* _Brief_: Tally up the lines that include "values" and state that number by itself.

* _Working data_:

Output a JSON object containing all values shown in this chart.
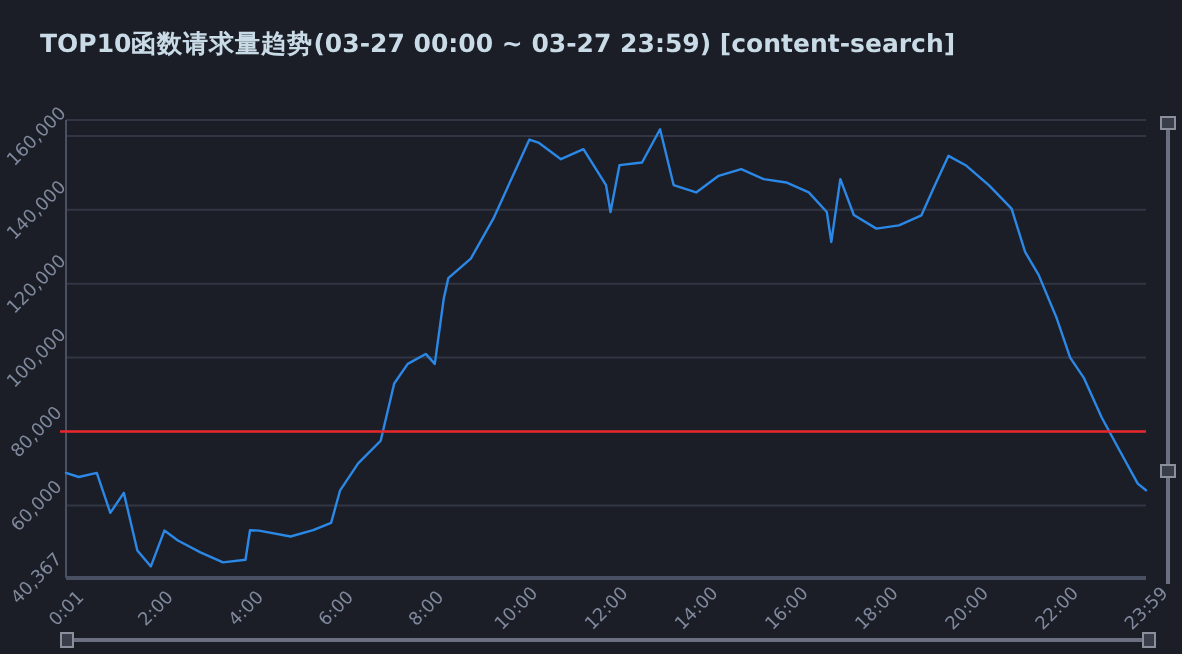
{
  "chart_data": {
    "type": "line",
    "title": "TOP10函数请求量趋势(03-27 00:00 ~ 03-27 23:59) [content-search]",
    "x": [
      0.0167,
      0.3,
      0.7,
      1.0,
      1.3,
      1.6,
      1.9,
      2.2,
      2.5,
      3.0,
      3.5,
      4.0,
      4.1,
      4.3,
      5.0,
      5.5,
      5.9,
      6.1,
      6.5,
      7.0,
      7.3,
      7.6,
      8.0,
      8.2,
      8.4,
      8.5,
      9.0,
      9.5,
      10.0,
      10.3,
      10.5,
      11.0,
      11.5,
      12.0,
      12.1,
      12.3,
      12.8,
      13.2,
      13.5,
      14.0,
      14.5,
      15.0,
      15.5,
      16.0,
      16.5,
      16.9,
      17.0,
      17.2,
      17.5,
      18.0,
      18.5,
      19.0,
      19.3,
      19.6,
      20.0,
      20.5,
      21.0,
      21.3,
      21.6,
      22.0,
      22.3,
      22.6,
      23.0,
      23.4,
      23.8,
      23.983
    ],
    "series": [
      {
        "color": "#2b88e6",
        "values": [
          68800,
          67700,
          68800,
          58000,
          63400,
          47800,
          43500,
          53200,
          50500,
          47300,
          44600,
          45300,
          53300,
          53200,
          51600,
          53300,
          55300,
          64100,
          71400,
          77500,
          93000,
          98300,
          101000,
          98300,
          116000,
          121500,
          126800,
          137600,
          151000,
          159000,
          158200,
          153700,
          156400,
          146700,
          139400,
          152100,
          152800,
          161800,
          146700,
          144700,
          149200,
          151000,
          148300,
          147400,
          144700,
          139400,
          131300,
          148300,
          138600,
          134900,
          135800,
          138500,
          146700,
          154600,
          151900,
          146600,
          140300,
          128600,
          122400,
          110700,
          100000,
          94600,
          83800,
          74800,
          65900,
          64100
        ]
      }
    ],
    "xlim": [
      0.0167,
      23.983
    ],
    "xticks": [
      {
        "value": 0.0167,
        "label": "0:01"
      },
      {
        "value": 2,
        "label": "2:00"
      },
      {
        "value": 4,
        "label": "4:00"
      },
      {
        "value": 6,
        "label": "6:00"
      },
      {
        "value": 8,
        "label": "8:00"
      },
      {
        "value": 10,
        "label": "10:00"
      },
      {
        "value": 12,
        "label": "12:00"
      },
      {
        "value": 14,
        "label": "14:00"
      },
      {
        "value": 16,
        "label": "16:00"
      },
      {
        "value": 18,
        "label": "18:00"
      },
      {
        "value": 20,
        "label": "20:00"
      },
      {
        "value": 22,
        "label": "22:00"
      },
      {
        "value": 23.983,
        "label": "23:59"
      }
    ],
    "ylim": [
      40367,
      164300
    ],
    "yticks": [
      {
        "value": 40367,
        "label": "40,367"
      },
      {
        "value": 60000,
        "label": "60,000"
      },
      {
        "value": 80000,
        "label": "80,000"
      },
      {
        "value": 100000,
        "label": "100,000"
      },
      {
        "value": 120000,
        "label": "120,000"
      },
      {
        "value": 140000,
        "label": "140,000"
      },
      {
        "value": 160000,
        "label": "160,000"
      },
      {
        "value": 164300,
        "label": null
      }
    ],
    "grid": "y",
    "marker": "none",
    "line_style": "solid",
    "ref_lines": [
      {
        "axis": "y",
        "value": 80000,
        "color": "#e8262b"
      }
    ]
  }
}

* _Task output_: 2